═══ GIVEN INFORMATION

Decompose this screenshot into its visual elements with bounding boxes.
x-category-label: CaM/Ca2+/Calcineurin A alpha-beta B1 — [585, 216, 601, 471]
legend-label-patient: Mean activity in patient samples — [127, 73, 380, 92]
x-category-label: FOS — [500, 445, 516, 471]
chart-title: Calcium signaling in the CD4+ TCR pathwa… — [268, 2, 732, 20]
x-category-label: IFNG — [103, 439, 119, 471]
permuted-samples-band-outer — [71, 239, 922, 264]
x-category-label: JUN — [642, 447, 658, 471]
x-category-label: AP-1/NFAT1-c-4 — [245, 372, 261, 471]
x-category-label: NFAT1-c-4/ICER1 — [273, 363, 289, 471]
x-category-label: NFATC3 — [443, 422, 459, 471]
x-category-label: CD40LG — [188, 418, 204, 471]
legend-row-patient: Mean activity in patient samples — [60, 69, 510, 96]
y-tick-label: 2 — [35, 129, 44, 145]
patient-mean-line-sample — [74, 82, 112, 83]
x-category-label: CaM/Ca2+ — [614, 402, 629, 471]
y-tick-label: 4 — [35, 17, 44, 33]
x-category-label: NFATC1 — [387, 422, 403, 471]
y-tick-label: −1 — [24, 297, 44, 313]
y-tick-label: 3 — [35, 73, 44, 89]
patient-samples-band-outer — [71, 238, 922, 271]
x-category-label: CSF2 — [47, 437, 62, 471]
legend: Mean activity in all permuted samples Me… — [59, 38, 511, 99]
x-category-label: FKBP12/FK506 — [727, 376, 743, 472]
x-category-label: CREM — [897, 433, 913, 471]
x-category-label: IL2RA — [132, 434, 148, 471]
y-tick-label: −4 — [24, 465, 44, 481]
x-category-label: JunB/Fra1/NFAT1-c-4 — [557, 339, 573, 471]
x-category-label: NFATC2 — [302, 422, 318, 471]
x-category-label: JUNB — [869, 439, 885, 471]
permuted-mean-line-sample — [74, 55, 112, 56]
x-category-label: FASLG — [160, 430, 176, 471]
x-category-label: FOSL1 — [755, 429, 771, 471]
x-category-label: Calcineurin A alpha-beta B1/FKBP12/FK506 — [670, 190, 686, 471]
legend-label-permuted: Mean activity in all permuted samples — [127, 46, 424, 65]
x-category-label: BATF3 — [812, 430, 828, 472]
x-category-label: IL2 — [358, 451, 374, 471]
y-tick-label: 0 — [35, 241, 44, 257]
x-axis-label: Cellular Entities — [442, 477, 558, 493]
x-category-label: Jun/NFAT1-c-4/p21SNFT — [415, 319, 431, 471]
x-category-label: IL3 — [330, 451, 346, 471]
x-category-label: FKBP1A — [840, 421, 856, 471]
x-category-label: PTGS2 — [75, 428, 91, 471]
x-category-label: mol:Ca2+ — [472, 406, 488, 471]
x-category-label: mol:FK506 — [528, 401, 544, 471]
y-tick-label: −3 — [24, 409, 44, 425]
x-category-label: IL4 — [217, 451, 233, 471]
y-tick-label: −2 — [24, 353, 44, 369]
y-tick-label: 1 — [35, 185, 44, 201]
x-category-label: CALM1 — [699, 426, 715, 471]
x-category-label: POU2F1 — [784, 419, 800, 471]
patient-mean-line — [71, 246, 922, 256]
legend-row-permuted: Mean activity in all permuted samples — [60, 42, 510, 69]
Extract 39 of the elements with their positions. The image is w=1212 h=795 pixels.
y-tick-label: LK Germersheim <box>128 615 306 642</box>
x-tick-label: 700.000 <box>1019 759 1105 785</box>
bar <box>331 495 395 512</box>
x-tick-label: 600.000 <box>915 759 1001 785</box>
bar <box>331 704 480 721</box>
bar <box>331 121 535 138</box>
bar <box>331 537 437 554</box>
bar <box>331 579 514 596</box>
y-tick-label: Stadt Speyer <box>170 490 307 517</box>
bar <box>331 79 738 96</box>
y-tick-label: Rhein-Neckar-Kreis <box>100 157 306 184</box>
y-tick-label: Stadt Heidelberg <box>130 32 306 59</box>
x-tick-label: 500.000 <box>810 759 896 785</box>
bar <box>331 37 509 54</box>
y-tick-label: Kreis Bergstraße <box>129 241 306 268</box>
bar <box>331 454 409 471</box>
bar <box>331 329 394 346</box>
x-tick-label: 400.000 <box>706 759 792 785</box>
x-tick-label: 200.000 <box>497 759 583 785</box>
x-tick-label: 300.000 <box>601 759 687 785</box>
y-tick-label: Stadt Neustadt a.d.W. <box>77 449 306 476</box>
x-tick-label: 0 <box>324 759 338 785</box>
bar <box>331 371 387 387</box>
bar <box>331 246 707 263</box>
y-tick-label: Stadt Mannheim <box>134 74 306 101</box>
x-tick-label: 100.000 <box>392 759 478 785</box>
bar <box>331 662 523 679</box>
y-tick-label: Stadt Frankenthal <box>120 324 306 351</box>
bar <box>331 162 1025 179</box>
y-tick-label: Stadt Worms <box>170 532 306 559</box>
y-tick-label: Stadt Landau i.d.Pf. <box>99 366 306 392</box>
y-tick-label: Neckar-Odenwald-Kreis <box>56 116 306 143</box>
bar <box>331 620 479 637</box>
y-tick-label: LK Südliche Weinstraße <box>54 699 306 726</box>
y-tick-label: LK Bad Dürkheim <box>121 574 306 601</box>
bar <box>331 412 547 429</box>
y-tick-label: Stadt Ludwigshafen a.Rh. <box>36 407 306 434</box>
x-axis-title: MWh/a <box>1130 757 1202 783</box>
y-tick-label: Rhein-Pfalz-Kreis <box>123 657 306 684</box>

══════

- EXERCISE:
Print the whole listing above again, every line unchanged and in its original order.

- FULL SOLUTION:
Decompose this screenshot into its visual elements with bounding boxes.
x-category-label: CaM/Ca2+/Calcineurin A alpha-beta B1 — [585, 216, 601, 471]
legend-label-patient: Mean activity in patient samples — [127, 73, 380, 92]
x-category-label: FOS — [500, 445, 516, 471]
chart-title: Calcium signaling in the CD4+ TCR pathwa… — [268, 2, 732, 20]
x-category-label: IFNG — [103, 439, 119, 471]
permuted-samples-band-outer — [71, 239, 922, 264]
x-category-label: JUN — [642, 447, 658, 471]
x-category-label: AP-1/NFAT1-c-4 — [245, 372, 261, 471]
x-category-label: NFAT1-c-4/ICER1 — [273, 363, 289, 471]
x-category-label: NFATC3 — [443, 422, 459, 471]
x-category-label: CD40LG — [188, 418, 204, 471]
legend-row-patient: Mean activity in patient samples — [60, 69, 510, 96]
y-tick-label: 2 — [35, 129, 44, 145]
patient-mean-line-sample — [74, 82, 112, 83]
x-category-label: CaM/Ca2+ — [614, 402, 629, 471]
y-tick-label: 4 — [35, 17, 44, 33]
x-category-label: NFATC1 — [387, 422, 403, 471]
y-tick-label: −1 — [24, 297, 44, 313]
y-tick-label: 3 — [35, 73, 44, 89]
patient-samples-band-outer — [71, 238, 922, 271]
x-category-label: CSF2 — [47, 437, 62, 471]
legend: Mean activity in all permuted samples Me… — [59, 38, 511, 99]
x-category-label: FKBP12/FK506 — [727, 376, 743, 472]
x-category-label: CREM — [897, 433, 913, 471]
x-category-label: IL2RA — [132, 434, 148, 471]
y-tick-label: −4 — [24, 465, 44, 481]
x-category-label: JunB/Fra1/NFAT1-c-4 — [557, 339, 573, 471]
x-category-label: NFATC2 — [302, 422, 318, 471]
x-category-label: JUNB — [869, 439, 885, 471]
permuted-mean-line-sample — [74, 55, 112, 56]
x-category-label: FASLG — [160, 430, 176, 471]
x-category-label: FOSL1 — [755, 429, 771, 471]
x-category-label: Calcineurin A alpha-beta B1/FKBP12/FK506 — [670, 190, 686, 471]
legend-label-permuted: Mean activity in all permuted samples — [127, 46, 424, 65]
x-category-label: BATF3 — [812, 430, 828, 472]
x-category-label: IL2 — [358, 451, 374, 471]
y-tick-label: 0 — [35, 241, 44, 257]
x-axis-label: Cellular Entities — [442, 477, 558, 493]
x-category-label: Jun/NFAT1-c-4/p21SNFT — [415, 319, 431, 471]
x-category-label: IL3 — [330, 451, 346, 471]
x-category-label: FKBP1A — [840, 421, 856, 471]
x-category-label: PTGS2 — [75, 428, 91, 471]
x-category-label: mol:Ca2+ — [472, 406, 488, 471]
x-category-label: mol:FK506 — [528, 401, 544, 471]
y-tick-label: −3 — [24, 409, 44, 425]
x-category-label: IL4 — [217, 451, 233, 471]
y-tick-label: −2 — [24, 353, 44, 369]
y-tick-label: 1 — [35, 185, 44, 201]
x-category-label: CALM1 — [699, 426, 715, 471]
x-category-label: POU2F1 — [784, 419, 800, 471]
patient-mean-line — [71, 246, 922, 256]
legend-row-permuted: Mean activity in all permuted samples — [60, 42, 510, 69]
Extract 39 of the elements with their positions. The image is w=1212 h=795 pixels.
y-tick-label: LK Germersheim <box>128 615 306 642</box>
x-tick-label: 700.000 <box>1019 759 1105 785</box>
bar <box>331 495 395 512</box>
x-tick-label: 600.000 <box>915 759 1001 785</box>
bar <box>331 704 480 721</box>
bar <box>331 121 535 138</box>
bar <box>331 537 437 554</box>
bar <box>331 579 514 596</box>
y-tick-label: Stadt Speyer <box>170 490 307 517</box>
bar <box>331 79 738 96</box>
y-tick-label: Rhein-Neckar-Kreis <box>100 157 306 184</box>
y-tick-label: Stadt Heidelberg <box>130 32 306 59</box>
x-tick-label: 500.000 <box>810 759 896 785</box>
bar <box>331 37 509 54</box>
y-tick-label: Kreis Bergstraße <box>129 241 306 268</box>
bar <box>331 454 409 471</box>
bar <box>331 329 394 346</box>
x-tick-label: 400.000 <box>706 759 792 785</box>
x-tick-label: 200.000 <box>497 759 583 785</box>
x-tick-label: 300.000 <box>601 759 687 785</box>
y-tick-label: Stadt Neustadt a.d.W. <box>77 449 306 476</box>
x-tick-label: 0 <box>324 759 338 785</box>
bar <box>331 371 387 387</box>
bar <box>331 246 707 263</box>
y-tick-label: Stadt Mannheim <box>134 74 306 101</box>
x-tick-label: 100.000 <box>392 759 478 785</box>
bar <box>331 662 523 679</box>
y-tick-label: Stadt Frankenthal <box>120 324 306 351</box>
bar <box>331 162 1025 179</box>
y-tick-label: Stadt Worms <box>170 532 306 559</box>
y-tick-label: Stadt Landau i.d.Pf. <box>99 366 306 392</box>
y-tick-label: Neckar-Odenwald-Kreis <box>56 116 306 143</box>
bar <box>331 620 479 637</box>
y-tick-label: LK Südliche Weinstraße <box>54 699 306 726</box>
y-tick-label: LK Bad Dürkheim <box>121 574 306 601</box>
bar <box>331 412 547 429</box>
y-tick-label: Stadt Ludwigshafen a.Rh. <box>36 407 306 434</box>
x-axis-title: MWh/a <box>1130 757 1202 783</box>
y-tick-label: Rhein-Pfalz-Kreis <box>123 657 306 684</box>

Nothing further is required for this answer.